• **Items**:
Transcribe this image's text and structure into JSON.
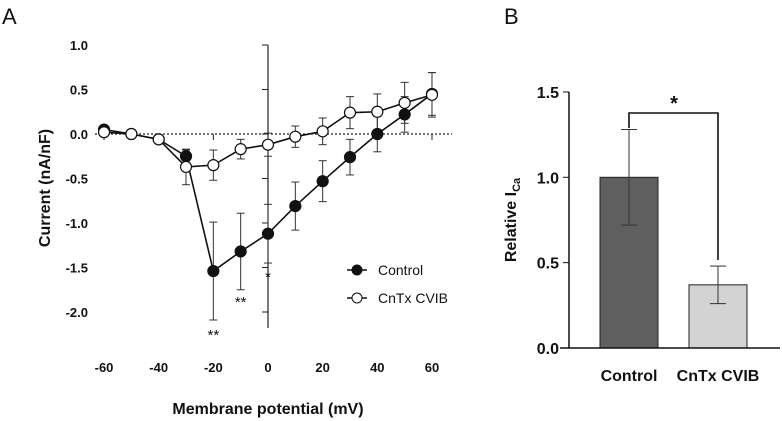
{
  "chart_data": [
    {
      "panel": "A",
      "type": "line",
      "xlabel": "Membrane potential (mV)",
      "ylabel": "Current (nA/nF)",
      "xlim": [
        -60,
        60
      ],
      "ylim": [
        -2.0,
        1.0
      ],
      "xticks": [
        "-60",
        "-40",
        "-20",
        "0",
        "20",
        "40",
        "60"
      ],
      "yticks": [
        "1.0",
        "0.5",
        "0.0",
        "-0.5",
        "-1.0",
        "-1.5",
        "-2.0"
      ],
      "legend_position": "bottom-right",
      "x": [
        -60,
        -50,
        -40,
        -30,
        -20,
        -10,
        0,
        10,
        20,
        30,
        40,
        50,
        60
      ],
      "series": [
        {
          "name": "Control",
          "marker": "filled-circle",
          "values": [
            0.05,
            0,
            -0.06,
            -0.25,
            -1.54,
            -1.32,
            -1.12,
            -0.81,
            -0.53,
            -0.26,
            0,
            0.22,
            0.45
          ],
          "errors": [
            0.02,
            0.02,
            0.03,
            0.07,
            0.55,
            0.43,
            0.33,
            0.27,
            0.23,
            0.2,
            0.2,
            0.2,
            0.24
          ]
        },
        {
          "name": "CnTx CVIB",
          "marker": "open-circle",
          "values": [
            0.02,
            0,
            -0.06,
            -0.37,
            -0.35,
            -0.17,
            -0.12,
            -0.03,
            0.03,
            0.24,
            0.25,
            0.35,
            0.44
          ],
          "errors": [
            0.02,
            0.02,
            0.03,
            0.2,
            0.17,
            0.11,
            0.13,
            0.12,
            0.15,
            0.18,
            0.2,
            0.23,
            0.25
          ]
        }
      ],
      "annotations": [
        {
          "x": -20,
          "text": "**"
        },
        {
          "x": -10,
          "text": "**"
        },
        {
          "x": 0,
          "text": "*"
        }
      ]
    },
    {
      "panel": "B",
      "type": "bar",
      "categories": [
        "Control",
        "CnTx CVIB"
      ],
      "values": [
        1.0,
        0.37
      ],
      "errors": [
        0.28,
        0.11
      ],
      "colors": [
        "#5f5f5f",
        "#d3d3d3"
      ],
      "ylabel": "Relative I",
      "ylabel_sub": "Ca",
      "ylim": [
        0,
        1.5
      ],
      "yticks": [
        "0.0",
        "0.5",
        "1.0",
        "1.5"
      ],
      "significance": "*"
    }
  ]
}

--

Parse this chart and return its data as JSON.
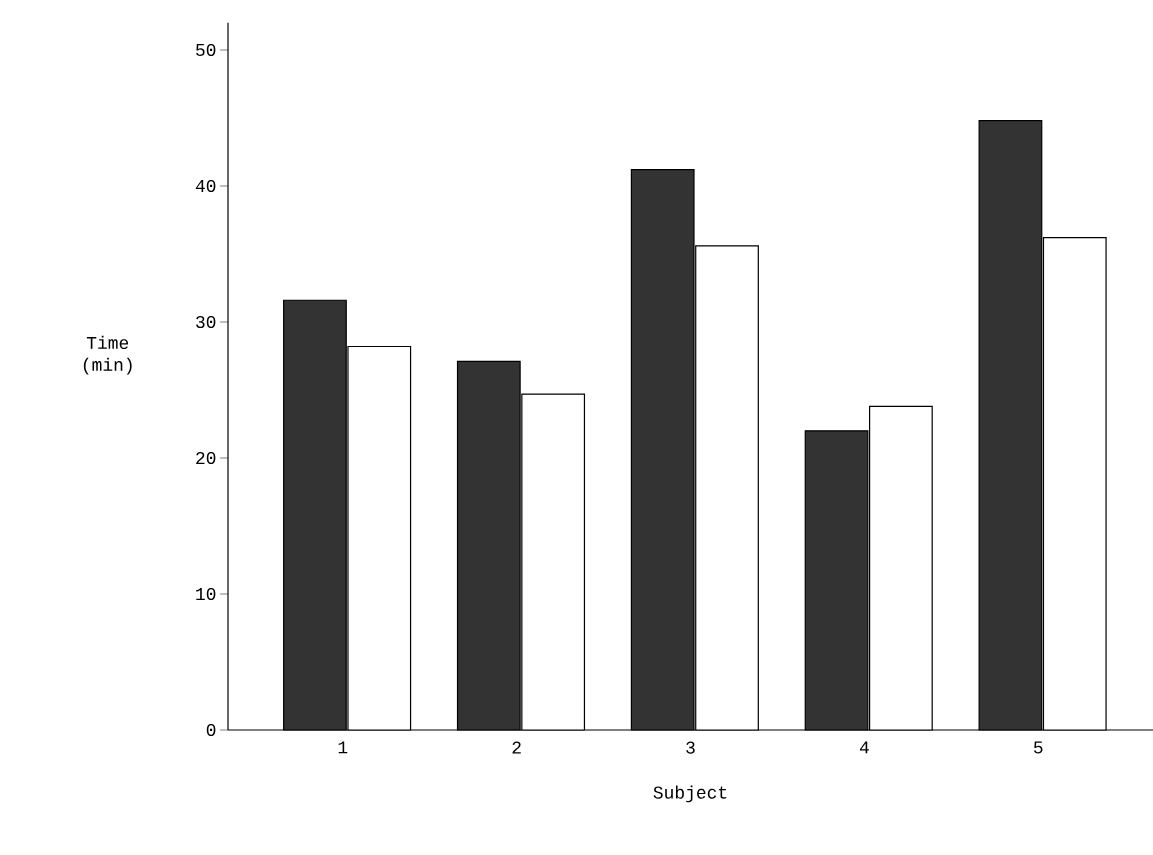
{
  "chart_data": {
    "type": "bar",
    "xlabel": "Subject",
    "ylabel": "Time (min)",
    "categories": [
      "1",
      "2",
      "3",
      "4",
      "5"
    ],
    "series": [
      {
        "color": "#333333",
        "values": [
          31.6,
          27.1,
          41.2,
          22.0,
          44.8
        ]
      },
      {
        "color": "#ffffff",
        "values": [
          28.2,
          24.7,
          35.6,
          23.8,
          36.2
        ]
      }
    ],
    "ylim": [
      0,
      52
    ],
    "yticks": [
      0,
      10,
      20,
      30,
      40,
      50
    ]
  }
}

--

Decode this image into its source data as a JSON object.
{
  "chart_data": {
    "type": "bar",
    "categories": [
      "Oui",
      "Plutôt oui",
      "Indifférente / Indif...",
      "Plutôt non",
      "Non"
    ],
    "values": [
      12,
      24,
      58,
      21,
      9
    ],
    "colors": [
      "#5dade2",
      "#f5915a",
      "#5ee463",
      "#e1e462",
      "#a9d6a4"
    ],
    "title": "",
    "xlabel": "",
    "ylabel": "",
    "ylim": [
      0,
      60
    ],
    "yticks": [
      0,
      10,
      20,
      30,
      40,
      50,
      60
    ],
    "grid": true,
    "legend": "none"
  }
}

• **Task goal**: Say the number of lines in the listing that hold "this", with no added words.

• **Expected output**: 3